• [GIVEN PROBLEM] Transcribe all of the records precisely as they are presented.

[Stored data]
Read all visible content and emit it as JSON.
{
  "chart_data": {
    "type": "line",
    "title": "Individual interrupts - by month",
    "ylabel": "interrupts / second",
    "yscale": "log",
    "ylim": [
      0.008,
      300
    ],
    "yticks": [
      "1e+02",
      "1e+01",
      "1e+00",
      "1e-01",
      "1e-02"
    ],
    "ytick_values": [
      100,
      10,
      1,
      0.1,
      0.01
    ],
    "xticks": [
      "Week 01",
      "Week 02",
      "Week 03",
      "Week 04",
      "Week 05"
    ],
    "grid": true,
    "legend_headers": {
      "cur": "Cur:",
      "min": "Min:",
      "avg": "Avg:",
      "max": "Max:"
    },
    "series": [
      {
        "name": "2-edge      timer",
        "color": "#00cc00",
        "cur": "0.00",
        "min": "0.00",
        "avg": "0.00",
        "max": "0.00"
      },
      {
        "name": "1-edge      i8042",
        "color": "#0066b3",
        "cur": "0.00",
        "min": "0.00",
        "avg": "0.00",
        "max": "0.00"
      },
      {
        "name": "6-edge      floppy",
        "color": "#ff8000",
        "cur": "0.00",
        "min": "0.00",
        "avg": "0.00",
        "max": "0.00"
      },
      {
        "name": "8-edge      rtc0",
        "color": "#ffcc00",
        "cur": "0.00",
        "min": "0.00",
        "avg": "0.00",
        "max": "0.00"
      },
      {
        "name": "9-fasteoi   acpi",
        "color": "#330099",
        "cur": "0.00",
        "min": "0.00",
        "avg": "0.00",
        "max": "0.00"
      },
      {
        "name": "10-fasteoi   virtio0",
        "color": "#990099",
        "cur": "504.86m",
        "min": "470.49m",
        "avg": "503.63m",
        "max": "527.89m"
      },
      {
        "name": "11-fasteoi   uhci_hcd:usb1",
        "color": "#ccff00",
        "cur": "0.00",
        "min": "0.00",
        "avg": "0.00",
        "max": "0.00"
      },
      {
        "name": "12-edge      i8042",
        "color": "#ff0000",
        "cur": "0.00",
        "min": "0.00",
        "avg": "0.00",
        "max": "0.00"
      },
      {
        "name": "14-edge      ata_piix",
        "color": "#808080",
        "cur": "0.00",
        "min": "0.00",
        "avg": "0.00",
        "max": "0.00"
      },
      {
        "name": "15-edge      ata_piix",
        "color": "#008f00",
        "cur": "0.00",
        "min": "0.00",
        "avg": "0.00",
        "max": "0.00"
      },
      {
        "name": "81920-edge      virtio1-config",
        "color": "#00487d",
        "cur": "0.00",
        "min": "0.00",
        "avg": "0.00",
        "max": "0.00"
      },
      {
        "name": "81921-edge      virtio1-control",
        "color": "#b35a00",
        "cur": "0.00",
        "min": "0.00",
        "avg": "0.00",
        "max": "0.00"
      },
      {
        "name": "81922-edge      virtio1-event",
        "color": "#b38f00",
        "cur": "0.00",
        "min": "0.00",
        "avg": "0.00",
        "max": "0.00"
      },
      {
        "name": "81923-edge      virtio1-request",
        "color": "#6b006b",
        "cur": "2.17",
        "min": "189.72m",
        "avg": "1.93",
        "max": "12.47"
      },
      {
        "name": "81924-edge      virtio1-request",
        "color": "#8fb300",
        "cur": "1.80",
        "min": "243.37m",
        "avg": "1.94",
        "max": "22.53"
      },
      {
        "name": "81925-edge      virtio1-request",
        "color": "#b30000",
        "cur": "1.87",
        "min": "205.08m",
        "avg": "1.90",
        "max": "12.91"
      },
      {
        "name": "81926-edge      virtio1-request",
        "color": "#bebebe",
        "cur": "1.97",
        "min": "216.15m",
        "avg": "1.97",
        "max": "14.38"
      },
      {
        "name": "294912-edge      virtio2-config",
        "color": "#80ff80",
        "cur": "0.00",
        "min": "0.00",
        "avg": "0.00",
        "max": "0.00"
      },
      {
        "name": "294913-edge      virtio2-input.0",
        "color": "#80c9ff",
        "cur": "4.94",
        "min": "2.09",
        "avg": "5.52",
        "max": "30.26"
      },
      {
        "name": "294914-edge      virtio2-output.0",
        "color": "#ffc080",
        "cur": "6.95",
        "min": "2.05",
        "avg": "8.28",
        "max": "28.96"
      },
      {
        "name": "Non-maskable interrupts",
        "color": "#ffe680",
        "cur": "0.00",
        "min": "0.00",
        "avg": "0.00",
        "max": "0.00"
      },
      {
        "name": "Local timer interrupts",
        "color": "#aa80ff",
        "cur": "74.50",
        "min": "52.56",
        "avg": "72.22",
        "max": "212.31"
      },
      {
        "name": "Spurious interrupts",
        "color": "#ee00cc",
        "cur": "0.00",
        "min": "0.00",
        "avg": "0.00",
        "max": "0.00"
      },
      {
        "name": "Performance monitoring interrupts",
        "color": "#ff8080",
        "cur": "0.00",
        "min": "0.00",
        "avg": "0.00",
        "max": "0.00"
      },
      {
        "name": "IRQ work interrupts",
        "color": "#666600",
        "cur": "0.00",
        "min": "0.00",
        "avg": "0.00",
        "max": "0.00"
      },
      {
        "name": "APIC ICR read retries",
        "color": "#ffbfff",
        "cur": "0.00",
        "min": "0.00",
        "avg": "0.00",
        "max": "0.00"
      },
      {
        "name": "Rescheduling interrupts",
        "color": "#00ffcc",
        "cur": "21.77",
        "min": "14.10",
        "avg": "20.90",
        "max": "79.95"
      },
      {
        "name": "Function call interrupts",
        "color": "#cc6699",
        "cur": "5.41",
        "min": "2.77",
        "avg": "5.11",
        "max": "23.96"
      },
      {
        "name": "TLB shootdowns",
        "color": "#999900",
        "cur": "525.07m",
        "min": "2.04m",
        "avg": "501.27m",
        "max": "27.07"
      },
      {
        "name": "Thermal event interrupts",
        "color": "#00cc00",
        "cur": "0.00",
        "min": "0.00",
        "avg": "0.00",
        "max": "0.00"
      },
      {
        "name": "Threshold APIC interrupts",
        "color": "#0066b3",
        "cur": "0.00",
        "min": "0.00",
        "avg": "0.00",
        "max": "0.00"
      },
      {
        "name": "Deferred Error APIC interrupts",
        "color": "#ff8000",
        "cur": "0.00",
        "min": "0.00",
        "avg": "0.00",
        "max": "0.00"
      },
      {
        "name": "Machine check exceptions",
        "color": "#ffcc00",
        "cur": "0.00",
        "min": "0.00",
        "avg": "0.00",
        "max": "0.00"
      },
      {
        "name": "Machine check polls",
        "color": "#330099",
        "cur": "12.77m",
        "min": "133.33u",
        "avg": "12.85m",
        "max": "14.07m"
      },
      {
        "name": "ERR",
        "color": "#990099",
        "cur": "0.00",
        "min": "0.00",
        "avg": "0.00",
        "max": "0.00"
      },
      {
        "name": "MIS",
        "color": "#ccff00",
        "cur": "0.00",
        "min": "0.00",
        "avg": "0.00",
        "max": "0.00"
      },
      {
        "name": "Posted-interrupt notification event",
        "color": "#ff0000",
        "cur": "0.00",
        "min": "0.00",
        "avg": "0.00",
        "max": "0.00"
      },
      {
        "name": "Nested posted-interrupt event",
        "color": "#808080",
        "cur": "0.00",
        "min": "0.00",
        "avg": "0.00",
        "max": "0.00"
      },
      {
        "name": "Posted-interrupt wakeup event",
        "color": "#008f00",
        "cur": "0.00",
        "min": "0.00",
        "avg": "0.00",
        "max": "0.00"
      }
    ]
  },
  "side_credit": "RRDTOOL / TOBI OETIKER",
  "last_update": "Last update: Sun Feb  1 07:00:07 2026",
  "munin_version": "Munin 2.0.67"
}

• [WORKED SOLUTION]
Read all visible content and emit it as JSON.
{
  "chart_data": {
    "type": "line",
    "title": "Individual interrupts - by month",
    "ylabel": "interrupts / second",
    "yscale": "log",
    "ylim": [
      0.008,
      300
    ],
    "yticks": [
      "1e+02",
      "1e+01",
      "1e+00",
      "1e-01",
      "1e-02"
    ],
    "ytick_values": [
      100,
      10,
      1,
      0.1,
      0.01
    ],
    "xticks": [
      "Week 01",
      "Week 02",
      "Week 03",
      "Week 04",
      "Week 05"
    ],
    "grid": true,
    "legend_headers": {
      "cur": "Cur:",
      "min": "Min:",
      "avg": "Avg:",
      "max": "Max:"
    },
    "series": [
      {
        "name": "2-edge      timer",
        "color": "#00cc00",
        "cur": "0.00",
        "min": "0.00",
        "avg": "0.00",
        "max": "0.00"
      },
      {
        "name": "1-edge      i8042",
        "color": "#0066b3",
        "cur": "0.00",
        "min": "0.00",
        "avg": "0.00",
        "max": "0.00"
      },
      {
        "name": "6-edge      floppy",
        "color": "#ff8000",
        "cur": "0.00",
        "min": "0.00",
        "avg": "0.00",
        "max": "0.00"
      },
      {
        "name": "8-edge      rtc0",
        "color": "#ffcc00",
        "cur": "0.00",
        "min": "0.00",
        "avg": "0.00",
        "max": "0.00"
      },
      {
        "name": "9-fasteoi   acpi",
        "color": "#330099",
        "cur": "0.00",
        "min": "0.00",
        "avg": "0.00",
        "max": "0.00"
      },
      {
        "name": "10-fasteoi   virtio0",
        "color": "#990099",
        "cur": "504.86m",
        "min": "470.49m",
        "avg": "503.63m",
        "max": "527.89m"
      },
      {
        "name": "11-fasteoi   uhci_hcd:usb1",
        "color": "#ccff00",
        "cur": "0.00",
        "min": "0.00",
        "avg": "0.00",
        "max": "0.00"
      },
      {
        "name": "12-edge      i8042",
        "color": "#ff0000",
        "cur": "0.00",
        "min": "0.00",
        "avg": "0.00",
        "max": "0.00"
      },
      {
        "name": "14-edge      ata_piix",
        "color": "#808080",
        "cur": "0.00",
        "min": "0.00",
        "avg": "0.00",
        "max": "0.00"
      },
      {
        "name": "15-edge      ata_piix",
        "color": "#008f00",
        "cur": "0.00",
        "min": "0.00",
        "avg": "0.00",
        "max": "0.00"
      },
      {
        "name": "81920-edge      virtio1-config",
        "color": "#00487d",
        "cur": "0.00",
        "min": "0.00",
        "avg": "0.00",
        "max": "0.00"
      },
      {
        "name": "81921-edge      virtio1-control",
        "color": "#b35a00",
        "cur": "0.00",
        "min": "0.00",
        "avg": "0.00",
        "max": "0.00"
      },
      {
        "name": "81922-edge      virtio1-event",
        "color": "#b38f00",
        "cur": "0.00",
        "min": "0.00",
        "avg": "0.00",
        "max": "0.00"
      },
      {
        "name": "81923-edge      virtio1-request",
        "color": "#6b006b",
        "cur": "2.17",
        "min": "189.72m",
        "avg": "1.93",
        "max": "12.47"
      },
      {
        "name": "81924-edge      virtio1-request",
        "color": "#8fb300",
        "cur": "1.80",
        "min": "243.37m",
        "avg": "1.94",
        "max": "22.53"
      },
      {
        "name": "81925-edge      virtio1-request",
        "color": "#b30000",
        "cur": "1.87",
        "min": "205.08m",
        "avg": "1.90",
        "max": "12.91"
      },
      {
        "name": "81926-edge      virtio1-request",
        "color": "#bebebe",
        "cur": "1.97",
        "min": "216.15m",
        "avg": "1.97",
        "max": "14.38"
      },
      {
        "name": "294912-edge      virtio2-config",
        "color": "#80ff80",
        "cur": "0.00",
        "min": "0.00",
        "avg": "0.00",
        "max": "0.00"
      },
      {
        "name": "294913-edge      virtio2-input.0",
        "color": "#80c9ff",
        "cur": "4.94",
        "min": "2.09",
        "avg": "5.52",
        "max": "30.26"
      },
      {
        "name": "294914-edge      virtio2-output.0",
        "color": "#ffc080",
        "cur": "6.95",
        "min": "2.05",
        "avg": "8.28",
        "max": "28.96"
      },
      {
        "name": "Non-maskable interrupts",
        "color": "#ffe680",
        "cur": "0.00",
        "min": "0.00",
        "avg": "0.00",
        "max": "0.00"
      },
      {
        "name": "Local timer interrupts",
        "color": "#aa80ff",
        "cur": "74.50",
        "min": "52.56",
        "avg": "72.22",
        "max": "212.31"
      },
      {
        "name": "Spurious interrupts",
        "color": "#ee00cc",
        "cur": "0.00",
        "min": "0.00",
        "avg": "0.00",
        "max": "0.00"
      },
      {
        "name": "Performance monitoring interrupts",
        "color": "#ff8080",
        "cur": "0.00",
        "min": "0.00",
        "avg": "0.00",
        "max": "0.00"
      },
      {
        "name": "IRQ work interrupts",
        "color": "#666600",
        "cur": "0.00",
        "min": "0.00",
        "avg": "0.00",
        "max": "0.00"
      },
      {
        "name": "APIC ICR read retries",
        "color": "#ffbfff",
        "cur": "0.00",
        "min": "0.00",
        "avg": "0.00",
        "max": "0.00"
      },
      {
        "name": "Rescheduling interrupts",
        "color": "#00ffcc",
        "cur": "21.77",
        "min": "14.10",
        "avg": "20.90",
        "max": "79.95"
      },
      {
        "name": "Function call interrupts",
        "color": "#cc6699",
        "cur": "5.41",
        "min": "2.77",
        "avg": "5.11",
        "max": "23.96"
      },
      {
        "name": "TLB shootdowns",
        "color": "#999900",
        "cur": "525.07m",
        "min": "2.04m",
        "avg": "501.27m",
        "max": "27.07"
      },
      {
        "name": "Thermal event interrupts",
        "color": "#00cc00",
        "cur": "0.00",
        "min": "0.00",
        "avg": "0.00",
        "max": "0.00"
      },
      {
        "name": "Threshold APIC interrupts",
        "color": "#0066b3",
        "cur": "0.00",
        "min": "0.00",
        "avg": "0.00",
        "max": "0.00"
      },
      {
        "name": "Deferred Error APIC interrupts",
        "color": "#ff8000",
        "cur": "0.00",
        "min": "0.00",
        "avg": "0.00",
        "max": "0.00"
      },
      {
        "name": "Machine check exceptions",
        "color": "#ffcc00",
        "cur": "0.00",
        "min": "0.00",
        "avg": "0.00",
        "max": "0.00"
      },
      {
        "name": "Machine check polls",
        "color": "#330099",
        "cur": "12.77m",
        "min": "133.33u",
        "avg": "12.85m",
        "max": "14.07m"
      },
      {
        "name": "ERR",
        "color": "#990099",
        "cur": "0.00",
        "min": "0.00",
        "avg": "0.00",
        "max": "0.00"
      },
      {
        "name": "MIS",
        "color": "#ccff00",
        "cur": "0.00",
        "min": "0.00",
        "avg": "0.00",
        "max": "0.00"
      },
      {
        "name": "Posted-interrupt notification event",
        "color": "#ff0000",
        "cur": "0.00",
        "min": "0.00",
        "avg": "0.00",
        "max": "0.00"
      },
      {
        "name": "Nested posted-interrupt event",
        "color": "#808080",
        "cur": "0.00",
        "min": "0.00",
        "avg": "0.00",
        "max": "0.00"
      },
      {
        "name": "Posted-interrupt wakeup event",
        "color": "#008f00",
        "cur": "0.00",
        "min": "0.00",
        "avg": "0.00",
        "max": "0.00"
      }
    ]
  },
  "side_credit": "RRDTOOL / TOBI OETIKER",
  "last_update": "Last update: Sun Feb  1 07:00:07 2026",
  "munin_version": "Munin 2.0.67"
}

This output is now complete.